▶ [What you will do]: Tally the lines containing "JSON" and report the number alone.
START
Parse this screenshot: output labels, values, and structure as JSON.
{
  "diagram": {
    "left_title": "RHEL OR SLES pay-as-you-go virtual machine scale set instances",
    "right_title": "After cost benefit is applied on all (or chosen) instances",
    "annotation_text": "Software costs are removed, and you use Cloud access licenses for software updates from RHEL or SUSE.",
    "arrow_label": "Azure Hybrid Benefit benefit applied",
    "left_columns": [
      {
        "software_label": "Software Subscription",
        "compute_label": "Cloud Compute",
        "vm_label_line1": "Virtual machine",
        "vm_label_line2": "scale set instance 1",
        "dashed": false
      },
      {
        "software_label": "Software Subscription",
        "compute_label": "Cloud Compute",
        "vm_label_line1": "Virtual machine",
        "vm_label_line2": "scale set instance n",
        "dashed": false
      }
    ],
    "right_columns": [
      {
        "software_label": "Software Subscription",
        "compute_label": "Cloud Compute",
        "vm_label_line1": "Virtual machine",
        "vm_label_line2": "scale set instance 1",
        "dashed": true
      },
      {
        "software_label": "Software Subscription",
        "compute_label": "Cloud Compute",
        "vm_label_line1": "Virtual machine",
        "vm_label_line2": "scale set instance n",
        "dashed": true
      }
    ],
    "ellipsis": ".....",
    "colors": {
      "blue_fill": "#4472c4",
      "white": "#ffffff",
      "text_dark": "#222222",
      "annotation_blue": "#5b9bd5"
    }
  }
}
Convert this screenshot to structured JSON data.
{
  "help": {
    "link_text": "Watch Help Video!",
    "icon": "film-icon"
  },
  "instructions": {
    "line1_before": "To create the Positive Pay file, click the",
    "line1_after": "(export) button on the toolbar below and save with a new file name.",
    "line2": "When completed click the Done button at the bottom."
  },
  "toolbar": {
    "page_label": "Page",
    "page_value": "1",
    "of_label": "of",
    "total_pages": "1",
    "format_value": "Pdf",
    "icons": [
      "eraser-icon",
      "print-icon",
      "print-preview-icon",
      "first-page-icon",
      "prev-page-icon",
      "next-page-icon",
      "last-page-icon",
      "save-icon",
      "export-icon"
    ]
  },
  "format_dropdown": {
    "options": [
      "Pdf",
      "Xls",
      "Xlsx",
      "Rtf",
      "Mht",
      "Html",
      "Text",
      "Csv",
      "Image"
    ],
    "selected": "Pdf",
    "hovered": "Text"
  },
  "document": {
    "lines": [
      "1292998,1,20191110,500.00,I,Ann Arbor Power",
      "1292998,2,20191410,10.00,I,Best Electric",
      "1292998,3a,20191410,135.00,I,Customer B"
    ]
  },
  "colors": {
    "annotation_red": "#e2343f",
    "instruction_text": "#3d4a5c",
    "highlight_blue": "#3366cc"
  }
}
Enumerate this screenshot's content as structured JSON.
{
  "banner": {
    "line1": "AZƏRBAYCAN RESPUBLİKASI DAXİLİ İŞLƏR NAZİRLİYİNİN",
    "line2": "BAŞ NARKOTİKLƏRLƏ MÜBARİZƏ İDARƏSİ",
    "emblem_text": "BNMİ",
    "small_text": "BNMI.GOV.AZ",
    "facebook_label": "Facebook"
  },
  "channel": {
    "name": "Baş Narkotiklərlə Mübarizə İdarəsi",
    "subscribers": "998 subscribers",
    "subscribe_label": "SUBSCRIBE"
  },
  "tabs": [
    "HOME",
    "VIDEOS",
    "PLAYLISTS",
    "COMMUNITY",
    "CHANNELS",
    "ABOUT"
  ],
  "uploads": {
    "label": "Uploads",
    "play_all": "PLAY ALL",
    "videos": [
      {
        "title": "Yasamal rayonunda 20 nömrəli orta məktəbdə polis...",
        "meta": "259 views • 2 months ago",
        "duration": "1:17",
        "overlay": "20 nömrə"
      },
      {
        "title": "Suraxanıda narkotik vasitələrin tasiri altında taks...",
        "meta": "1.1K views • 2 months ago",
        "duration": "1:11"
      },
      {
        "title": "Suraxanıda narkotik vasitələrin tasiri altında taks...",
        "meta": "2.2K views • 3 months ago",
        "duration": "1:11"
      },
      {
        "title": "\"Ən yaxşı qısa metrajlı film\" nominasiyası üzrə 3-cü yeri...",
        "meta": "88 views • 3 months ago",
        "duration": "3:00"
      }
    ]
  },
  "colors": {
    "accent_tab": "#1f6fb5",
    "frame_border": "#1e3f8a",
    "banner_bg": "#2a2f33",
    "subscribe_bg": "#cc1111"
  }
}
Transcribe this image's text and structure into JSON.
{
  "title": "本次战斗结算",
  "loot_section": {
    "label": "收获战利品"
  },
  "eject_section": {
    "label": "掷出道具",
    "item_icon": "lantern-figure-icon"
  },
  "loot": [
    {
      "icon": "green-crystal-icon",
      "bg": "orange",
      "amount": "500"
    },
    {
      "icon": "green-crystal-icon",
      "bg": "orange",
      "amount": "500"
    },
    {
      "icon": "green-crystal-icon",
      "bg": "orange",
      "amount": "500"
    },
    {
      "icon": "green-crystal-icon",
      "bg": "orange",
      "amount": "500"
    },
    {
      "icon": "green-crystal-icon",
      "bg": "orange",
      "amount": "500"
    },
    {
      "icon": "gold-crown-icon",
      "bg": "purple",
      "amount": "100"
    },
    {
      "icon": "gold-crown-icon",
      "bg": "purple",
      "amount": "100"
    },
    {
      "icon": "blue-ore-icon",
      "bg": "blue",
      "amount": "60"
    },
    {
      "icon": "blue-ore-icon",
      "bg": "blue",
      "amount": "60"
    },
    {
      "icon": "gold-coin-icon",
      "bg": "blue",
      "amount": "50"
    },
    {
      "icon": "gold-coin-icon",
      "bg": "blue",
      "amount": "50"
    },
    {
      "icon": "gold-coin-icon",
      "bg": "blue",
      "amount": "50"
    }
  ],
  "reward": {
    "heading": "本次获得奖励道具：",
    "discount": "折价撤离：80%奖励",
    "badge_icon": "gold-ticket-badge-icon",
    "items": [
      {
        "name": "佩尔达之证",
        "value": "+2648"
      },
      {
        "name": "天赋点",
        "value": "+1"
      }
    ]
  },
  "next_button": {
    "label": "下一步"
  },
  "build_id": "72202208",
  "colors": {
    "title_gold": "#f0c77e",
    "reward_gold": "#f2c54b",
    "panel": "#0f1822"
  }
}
END
▶ [Exercise result]: 4